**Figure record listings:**
========================

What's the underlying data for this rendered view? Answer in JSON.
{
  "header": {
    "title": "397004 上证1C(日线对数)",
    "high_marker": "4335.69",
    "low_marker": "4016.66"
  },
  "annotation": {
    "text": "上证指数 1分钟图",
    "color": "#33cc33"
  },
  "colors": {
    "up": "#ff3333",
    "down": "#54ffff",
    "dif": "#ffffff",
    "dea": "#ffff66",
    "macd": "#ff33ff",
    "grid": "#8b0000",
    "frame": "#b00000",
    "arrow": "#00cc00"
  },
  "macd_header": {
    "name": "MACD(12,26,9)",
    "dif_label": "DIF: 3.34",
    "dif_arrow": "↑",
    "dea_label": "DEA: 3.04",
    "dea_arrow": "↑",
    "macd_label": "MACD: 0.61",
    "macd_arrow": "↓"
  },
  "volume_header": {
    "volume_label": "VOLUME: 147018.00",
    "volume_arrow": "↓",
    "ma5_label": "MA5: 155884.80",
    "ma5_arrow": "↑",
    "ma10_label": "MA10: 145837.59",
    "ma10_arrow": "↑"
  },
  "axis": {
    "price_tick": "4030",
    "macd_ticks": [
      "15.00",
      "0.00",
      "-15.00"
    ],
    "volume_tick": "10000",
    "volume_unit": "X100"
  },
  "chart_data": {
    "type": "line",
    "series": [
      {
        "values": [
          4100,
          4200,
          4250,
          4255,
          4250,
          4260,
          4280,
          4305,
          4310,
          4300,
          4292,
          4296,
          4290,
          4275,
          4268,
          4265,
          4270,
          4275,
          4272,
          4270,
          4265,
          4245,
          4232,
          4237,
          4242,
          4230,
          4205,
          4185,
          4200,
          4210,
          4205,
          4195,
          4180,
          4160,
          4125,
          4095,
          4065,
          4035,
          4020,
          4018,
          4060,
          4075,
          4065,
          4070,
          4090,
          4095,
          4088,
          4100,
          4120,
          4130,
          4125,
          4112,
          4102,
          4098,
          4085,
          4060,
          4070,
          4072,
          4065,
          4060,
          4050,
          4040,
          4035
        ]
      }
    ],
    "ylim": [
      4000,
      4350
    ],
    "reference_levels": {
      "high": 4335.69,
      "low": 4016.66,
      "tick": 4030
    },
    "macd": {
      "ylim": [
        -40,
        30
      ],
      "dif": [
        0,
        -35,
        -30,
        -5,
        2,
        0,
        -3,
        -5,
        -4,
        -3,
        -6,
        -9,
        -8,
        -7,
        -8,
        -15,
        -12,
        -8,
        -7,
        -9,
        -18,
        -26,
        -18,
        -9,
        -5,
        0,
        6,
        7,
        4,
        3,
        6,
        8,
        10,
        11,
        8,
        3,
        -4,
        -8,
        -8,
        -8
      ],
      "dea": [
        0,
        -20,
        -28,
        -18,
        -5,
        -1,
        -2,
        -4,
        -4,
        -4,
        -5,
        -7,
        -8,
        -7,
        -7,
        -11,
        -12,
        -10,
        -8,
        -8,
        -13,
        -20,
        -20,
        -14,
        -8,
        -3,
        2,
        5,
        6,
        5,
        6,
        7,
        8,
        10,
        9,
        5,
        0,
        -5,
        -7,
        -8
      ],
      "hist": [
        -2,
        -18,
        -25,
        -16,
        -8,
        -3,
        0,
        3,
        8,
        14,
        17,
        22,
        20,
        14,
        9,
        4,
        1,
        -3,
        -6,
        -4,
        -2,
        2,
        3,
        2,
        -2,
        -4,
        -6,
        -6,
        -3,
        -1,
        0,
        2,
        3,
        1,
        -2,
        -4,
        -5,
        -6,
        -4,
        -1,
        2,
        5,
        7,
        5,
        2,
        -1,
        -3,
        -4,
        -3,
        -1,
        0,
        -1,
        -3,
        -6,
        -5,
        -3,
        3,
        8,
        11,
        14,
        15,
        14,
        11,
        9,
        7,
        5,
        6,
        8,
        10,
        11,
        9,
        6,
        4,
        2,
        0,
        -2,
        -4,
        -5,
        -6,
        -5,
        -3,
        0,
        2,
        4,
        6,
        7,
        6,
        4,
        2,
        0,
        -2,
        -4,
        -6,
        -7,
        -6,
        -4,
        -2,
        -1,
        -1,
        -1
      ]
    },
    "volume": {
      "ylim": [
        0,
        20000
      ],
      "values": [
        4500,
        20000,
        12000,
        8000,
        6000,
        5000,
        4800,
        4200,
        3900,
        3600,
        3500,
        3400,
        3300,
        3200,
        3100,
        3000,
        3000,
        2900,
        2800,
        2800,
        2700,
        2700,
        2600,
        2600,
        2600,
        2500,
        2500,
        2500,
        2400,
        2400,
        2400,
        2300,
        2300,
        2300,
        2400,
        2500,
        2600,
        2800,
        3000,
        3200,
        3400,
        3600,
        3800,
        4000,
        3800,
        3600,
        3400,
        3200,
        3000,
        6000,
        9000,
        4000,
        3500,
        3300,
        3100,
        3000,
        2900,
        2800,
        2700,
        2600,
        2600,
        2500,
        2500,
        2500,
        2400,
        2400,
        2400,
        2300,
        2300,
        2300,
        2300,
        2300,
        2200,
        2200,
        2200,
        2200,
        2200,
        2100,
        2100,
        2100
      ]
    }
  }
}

========================

**What you will do:**
Transcribe all lines as written.

**Response below:**
What's the underlying data for this rendered view? Answer in JSON.
{
  "header": {
    "title": "397004 上证1C(日线对数)",
    "high_marker": "4335.69",
    "low_marker": "4016.66"
  },
  "annotation": {
    "text": "上证指数 1分钟图",
    "color": "#33cc33"
  },
  "colors": {
    "up": "#ff3333",
    "down": "#54ffff",
    "dif": "#ffffff",
    "dea": "#ffff66",
    "macd": "#ff33ff",
    "grid": "#8b0000",
    "frame": "#b00000",
    "arrow": "#00cc00"
  },
  "macd_header": {
    "name": "MACD(12,26,9)",
    "dif_label": "DIF: 3.34",
    "dif_arrow": "↑",
    "dea_label": "DEA: 3.04",
    "dea_arrow": "↑",
    "macd_label": "MACD: 0.61",
    "macd_arrow": "↓"
  },
  "volume_header": {
    "volume_label": "VOLUME: 147018.00",
    "volume_arrow": "↓",
    "ma5_label": "MA5: 155884.80",
    "ma5_arrow": "↑",
    "ma10_label": "MA10: 145837.59",
    "ma10_arrow": "↑"
  },
  "axis": {
    "price_tick": "4030",
    "macd_ticks": [
      "15.00",
      "0.00",
      "-15.00"
    ],
    "volume_tick": "10000",
    "volume_unit": "X100"
  },
  "chart_data": {
    "type": "line",
    "series": [
      {
        "values": [
          4100,
          4200,
          4250,
          4255,
          4250,
          4260,
          4280,
          4305,
          4310,
          4300,
          4292,
          4296,
          4290,
          4275,
          4268,
          4265,
          4270,
          4275,
          4272,
          4270,
          4265,
          4245,
          4232,
          4237,
          4242,
          4230,
          4205,
          4185,
          4200,
          4210,
          4205,
          4195,
          4180,
          4160,
          4125,
          4095,
          4065,
          4035,
          4020,
          4018,
          4060,
          4075,
          4065,
          4070,
          4090,
          4095,
          4088,
          4100,
          4120,
          4130,
          4125,
          4112,
          4102,
          4098,
          4085,
          4060,
          4070,
          4072,
          4065,
          4060,
          4050,
          4040,
          4035
        ]
      }
    ],
    "ylim": [
      4000,
      4350
    ],
    "reference_levels": {
      "high": 4335.69,
      "low": 4016.66,
      "tick": 4030
    },
    "macd": {
      "ylim": [
        -40,
        30
      ],
      "dif": [
        0,
        -35,
        -30,
        -5,
        2,
        0,
        -3,
        -5,
        -4,
        -3,
        -6,
        -9,
        -8,
        -7,
        -8,
        -15,
        -12,
        -8,
        -7,
        -9,
        -18,
        -26,
        -18,
        -9,
        -5,
        0,
        6,
        7,
        4,
        3,
        6,
        8,
        10,
        11,
        8,
        3,
        -4,
        -8,
        -8,
        -8
      ],
      "dea": [
        0,
        -20,
        -28,
        -18,
        -5,
        -1,
        -2,
        -4,
        -4,
        -4,
        -5,
        -7,
        -8,
        -7,
        -7,
        -11,
        -12,
        -10,
        -8,
        -8,
        -13,
        -20,
        -20,
        -14,
        -8,
        -3,
        2,
        5,
        6,
        5,
        6,
        7,
        8,
        10,
        9,
        5,
        0,
        -5,
        -7,
        -8
      ],
      "hist": [
        -2,
        -18,
        -25,
        -16,
        -8,
        -3,
        0,
        3,
        8,
        14,
        17,
        22,
        20,
        14,
        9,
        4,
        1,
        -3,
        -6,
        -4,
        -2,
        2,
        3,
        2,
        -2,
        -4,
        -6,
        -6,
        -3,
        -1,
        0,
        2,
        3,
        1,
        -2,
        -4,
        -5,
        -6,
        -4,
        -1,
        2,
        5,
        7,
        5,
        2,
        -1,
        -3,
        -4,
        -3,
        -1,
        0,
        -1,
        -3,
        -6,
        -5,
        -3,
        3,
        8,
        11,
        14,
        15,
        14,
        11,
        9,
        7,
        5,
        6,
        8,
        10,
        11,
        9,
        6,
        4,
        2,
        0,
        -2,
        -4,
        -5,
        -6,
        -5,
        -3,
        0,
        2,
        4,
        6,
        7,
        6,
        4,
        2,
        0,
        -2,
        -4,
        -6,
        -7,
        -6,
        -4,
        -2,
        -1,
        -1,
        -1
      ]
    },
    "volume": {
      "ylim": [
        0,
        20000
      ],
      "values": [
        4500,
        20000,
        12000,
        8000,
        6000,
        5000,
        4800,
        4200,
        3900,
        3600,
        3500,
        3400,
        3300,
        3200,
        3100,
        3000,
        3000,
        2900,
        2800,
        2800,
        2700,
        2700,
        2600,
        2600,
        2600,
        2500,
        2500,
        2500,
        2400,
        2400,
        2400,
        2300,
        2300,
        2300,
        2400,
        2500,
        2600,
        2800,
        3000,
        3200,
        3400,
        3600,
        3800,
        4000,
        3800,
        3600,
        3400,
        3200,
        3000,
        6000,
        9000,
        4000,
        3500,
        3300,
        3100,
        3000,
        2900,
        2800,
        2700,
        2600,
        2600,
        2500,
        2500,
        2500,
        2400,
        2400,
        2400,
        2300,
        2300,
        2300,
        2300,
        2300,
        2200,
        2200,
        2200,
        2200,
        2200,
        2100,
        2100,
        2100
      ]
    }
  }
}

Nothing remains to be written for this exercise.